■ Text segment ■
▽

Extremadura 10 – 17 February 2015
Cranes and much more
Crane season in wild, central Spain runs from November to February. Some 100,000 cranes overwinter in the region, providing one of Europe’s great wildlife spectacles.
Cranes in Extremadura (Steve Fletcher)
The cranes feed on acorns in the ‘dehesa’ or wood pasture that is such a distinctive feature of Extremadura. They also feed in rice paddies and maize stubble fields, sometimes in groups, sometimes big flocks. And you can hear their evocative bugling: birds overhead or tucked out of sight in the holm oaks.
The cranes may be reason enough to travel to Extremadura in February, but there is much more. Other wintering birds include waterfowl and, on the steppes, flocks of golden plovers and lapwings, the latter avefría – cold bird – in Spanish.
Also on the steppes are impressive great bustards,
often in small parties as the breeding season
approaches. In the air, the sight of one of the world’s
heaviest flying birds is quite something. Other steppe
birds include little bustards, stone-curlews and both
pin-tailed and black-bellied sandgrouse.
Crested and calandra larks are also found in the plains. Another speciality is Spanish sparrow, a rather local bird in Spain despite its name.
Calandra lark, above, and azure-winged magpie, left (Steve Fletcher).
We will visit Monfragüe Nationall Park, some 25 miles north of Trujillo. This is one of the most outstanding areas for seeing birds of prey in a country which is itself probably the best for raptors in Europe. It has the core Spanish population of black vultures, which breed here along with griffon vultures and both Spanish imperial and golden eagles. From the various crags, which make fine vantage points for raptor-watching, other species that can be seen include black stork, chough and rock bunting.
There are clear signs of spring, too, in February. White storks are bill-clapping on their huge nests. Lesser kestrels will be back along with other migrants such as great spotted cuckoo, martins and swallows.

△

■ About this exercise ■
Extract the part of the Extremadura birding text from "The cranes may" up to and including "and black-bellied sandgrouse.". The records are separate material, unrelated to the Extremadura birding text.

■ Entries shown ■

▽

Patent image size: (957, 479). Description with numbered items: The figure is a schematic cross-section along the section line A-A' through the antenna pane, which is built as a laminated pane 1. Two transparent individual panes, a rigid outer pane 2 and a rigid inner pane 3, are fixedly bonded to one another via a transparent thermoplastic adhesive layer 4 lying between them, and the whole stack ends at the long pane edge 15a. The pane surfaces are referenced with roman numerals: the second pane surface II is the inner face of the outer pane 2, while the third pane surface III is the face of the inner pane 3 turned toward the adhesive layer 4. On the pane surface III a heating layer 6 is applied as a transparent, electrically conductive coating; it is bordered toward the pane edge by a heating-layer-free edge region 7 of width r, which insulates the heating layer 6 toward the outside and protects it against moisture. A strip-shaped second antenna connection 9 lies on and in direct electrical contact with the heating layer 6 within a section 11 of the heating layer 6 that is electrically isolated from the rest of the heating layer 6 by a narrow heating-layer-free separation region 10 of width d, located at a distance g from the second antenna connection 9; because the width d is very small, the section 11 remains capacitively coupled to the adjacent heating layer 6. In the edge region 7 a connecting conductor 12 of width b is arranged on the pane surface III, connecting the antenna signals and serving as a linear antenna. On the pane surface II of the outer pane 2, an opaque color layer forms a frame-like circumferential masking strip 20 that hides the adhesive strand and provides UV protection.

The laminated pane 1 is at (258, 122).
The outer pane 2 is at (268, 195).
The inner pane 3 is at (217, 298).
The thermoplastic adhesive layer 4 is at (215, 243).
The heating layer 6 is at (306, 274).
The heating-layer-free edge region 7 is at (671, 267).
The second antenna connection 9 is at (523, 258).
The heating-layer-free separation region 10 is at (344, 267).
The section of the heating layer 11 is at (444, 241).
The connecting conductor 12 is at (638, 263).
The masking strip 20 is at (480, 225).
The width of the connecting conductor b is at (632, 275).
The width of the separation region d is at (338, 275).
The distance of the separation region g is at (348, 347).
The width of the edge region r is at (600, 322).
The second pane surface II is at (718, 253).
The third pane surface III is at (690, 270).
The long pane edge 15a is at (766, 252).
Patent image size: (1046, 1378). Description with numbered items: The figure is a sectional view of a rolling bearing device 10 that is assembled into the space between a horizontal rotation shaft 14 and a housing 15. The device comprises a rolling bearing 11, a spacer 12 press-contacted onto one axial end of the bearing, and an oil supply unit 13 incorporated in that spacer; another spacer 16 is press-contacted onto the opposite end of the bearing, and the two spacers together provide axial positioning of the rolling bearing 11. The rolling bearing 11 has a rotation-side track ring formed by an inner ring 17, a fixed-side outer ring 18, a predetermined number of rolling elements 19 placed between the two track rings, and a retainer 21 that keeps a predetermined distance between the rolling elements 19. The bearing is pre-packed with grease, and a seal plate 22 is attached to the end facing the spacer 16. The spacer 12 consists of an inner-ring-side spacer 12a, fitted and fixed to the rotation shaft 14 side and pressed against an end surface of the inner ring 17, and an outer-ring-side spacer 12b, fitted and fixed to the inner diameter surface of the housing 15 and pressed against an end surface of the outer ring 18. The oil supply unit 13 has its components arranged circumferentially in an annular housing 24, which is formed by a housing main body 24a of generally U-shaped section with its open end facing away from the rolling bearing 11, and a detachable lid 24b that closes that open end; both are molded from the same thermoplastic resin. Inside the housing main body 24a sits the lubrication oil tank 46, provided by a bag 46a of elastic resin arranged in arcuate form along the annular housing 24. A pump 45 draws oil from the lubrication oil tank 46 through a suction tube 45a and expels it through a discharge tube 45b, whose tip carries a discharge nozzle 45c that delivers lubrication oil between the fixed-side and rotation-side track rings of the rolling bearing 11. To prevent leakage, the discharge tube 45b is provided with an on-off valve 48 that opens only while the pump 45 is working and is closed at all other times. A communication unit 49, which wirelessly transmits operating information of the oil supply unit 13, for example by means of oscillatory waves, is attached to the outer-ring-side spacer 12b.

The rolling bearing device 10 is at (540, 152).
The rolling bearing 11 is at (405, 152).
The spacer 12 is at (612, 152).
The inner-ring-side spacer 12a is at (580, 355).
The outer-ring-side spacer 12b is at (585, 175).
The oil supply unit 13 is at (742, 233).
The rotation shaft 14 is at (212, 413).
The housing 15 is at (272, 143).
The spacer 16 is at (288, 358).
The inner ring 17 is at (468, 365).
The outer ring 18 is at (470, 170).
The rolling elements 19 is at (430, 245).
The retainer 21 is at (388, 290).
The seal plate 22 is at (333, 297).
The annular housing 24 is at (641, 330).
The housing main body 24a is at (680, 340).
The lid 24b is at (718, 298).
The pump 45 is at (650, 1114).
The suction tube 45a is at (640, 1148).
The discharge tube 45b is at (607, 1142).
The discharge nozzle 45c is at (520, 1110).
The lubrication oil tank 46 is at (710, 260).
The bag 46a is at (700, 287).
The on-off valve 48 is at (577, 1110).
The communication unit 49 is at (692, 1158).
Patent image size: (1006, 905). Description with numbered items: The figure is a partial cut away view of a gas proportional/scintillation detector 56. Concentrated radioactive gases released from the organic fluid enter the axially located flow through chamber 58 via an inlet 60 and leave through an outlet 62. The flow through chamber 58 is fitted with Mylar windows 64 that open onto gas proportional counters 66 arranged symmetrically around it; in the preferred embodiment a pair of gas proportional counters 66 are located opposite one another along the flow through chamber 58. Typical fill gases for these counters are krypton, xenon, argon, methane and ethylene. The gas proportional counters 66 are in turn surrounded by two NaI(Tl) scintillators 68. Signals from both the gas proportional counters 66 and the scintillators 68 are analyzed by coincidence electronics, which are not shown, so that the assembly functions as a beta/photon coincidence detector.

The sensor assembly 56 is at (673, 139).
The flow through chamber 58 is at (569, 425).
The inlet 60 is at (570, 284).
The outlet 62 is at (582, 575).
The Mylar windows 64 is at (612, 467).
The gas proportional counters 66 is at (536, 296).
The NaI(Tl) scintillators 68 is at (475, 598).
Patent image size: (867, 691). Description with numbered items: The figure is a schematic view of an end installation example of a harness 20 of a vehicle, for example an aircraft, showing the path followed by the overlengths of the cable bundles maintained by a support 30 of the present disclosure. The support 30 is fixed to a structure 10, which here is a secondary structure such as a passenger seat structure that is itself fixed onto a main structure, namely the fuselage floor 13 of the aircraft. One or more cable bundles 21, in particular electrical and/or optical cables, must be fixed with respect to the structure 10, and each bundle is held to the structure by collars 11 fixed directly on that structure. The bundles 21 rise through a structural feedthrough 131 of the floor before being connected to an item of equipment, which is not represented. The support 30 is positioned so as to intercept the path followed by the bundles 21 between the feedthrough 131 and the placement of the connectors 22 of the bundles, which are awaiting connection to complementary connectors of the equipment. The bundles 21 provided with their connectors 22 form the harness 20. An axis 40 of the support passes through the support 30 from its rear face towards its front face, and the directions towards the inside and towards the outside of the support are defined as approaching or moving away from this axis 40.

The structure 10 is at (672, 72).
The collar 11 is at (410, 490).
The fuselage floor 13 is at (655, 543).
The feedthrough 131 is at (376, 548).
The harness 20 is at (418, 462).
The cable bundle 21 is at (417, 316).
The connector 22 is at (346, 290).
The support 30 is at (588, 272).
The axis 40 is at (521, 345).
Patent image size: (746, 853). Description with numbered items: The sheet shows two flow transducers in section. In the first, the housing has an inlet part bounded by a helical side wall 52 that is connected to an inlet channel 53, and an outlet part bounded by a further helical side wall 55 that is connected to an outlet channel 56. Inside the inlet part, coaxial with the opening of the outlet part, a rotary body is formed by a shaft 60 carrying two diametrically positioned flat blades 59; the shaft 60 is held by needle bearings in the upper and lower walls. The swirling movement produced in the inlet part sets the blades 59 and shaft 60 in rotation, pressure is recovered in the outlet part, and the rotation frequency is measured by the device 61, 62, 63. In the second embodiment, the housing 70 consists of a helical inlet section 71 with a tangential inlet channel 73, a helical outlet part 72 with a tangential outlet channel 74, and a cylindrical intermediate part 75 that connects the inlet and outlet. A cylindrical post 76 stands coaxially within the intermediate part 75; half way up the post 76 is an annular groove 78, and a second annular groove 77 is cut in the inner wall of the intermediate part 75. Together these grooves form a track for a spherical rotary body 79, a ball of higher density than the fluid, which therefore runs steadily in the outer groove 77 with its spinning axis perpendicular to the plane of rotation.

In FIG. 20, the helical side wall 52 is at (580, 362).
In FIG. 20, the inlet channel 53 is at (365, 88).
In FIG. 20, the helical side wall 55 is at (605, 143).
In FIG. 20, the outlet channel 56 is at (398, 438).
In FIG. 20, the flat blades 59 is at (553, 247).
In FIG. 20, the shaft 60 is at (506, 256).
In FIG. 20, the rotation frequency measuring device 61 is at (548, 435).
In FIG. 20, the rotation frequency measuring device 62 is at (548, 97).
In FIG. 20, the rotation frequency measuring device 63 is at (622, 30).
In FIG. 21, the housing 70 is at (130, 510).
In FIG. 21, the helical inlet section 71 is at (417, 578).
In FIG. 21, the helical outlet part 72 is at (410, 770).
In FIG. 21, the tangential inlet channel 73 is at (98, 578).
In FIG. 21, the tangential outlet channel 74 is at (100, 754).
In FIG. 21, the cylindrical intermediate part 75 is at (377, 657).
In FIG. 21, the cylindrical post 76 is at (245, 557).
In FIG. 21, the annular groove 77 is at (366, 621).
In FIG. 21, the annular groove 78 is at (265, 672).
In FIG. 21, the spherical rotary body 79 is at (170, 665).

△

■ Answer area ■
The cranes may be reason enough to travel to Extremadura in February, but there is much more. Other wintering birds include waterfowl and, on the steppes, flocks of golden plovers and lapwings, the latter avefría – cold bird – in Spanish.
Also on the steppes are impressive great bustards,
often in small parties as the breeding season
approaches. In the air, the sight of one of the world’s
heaviest flying birds is quite something. Other steppe
birds include little bustards, stone-curlews and both
pin-tailed and black-bellied sandgrouse.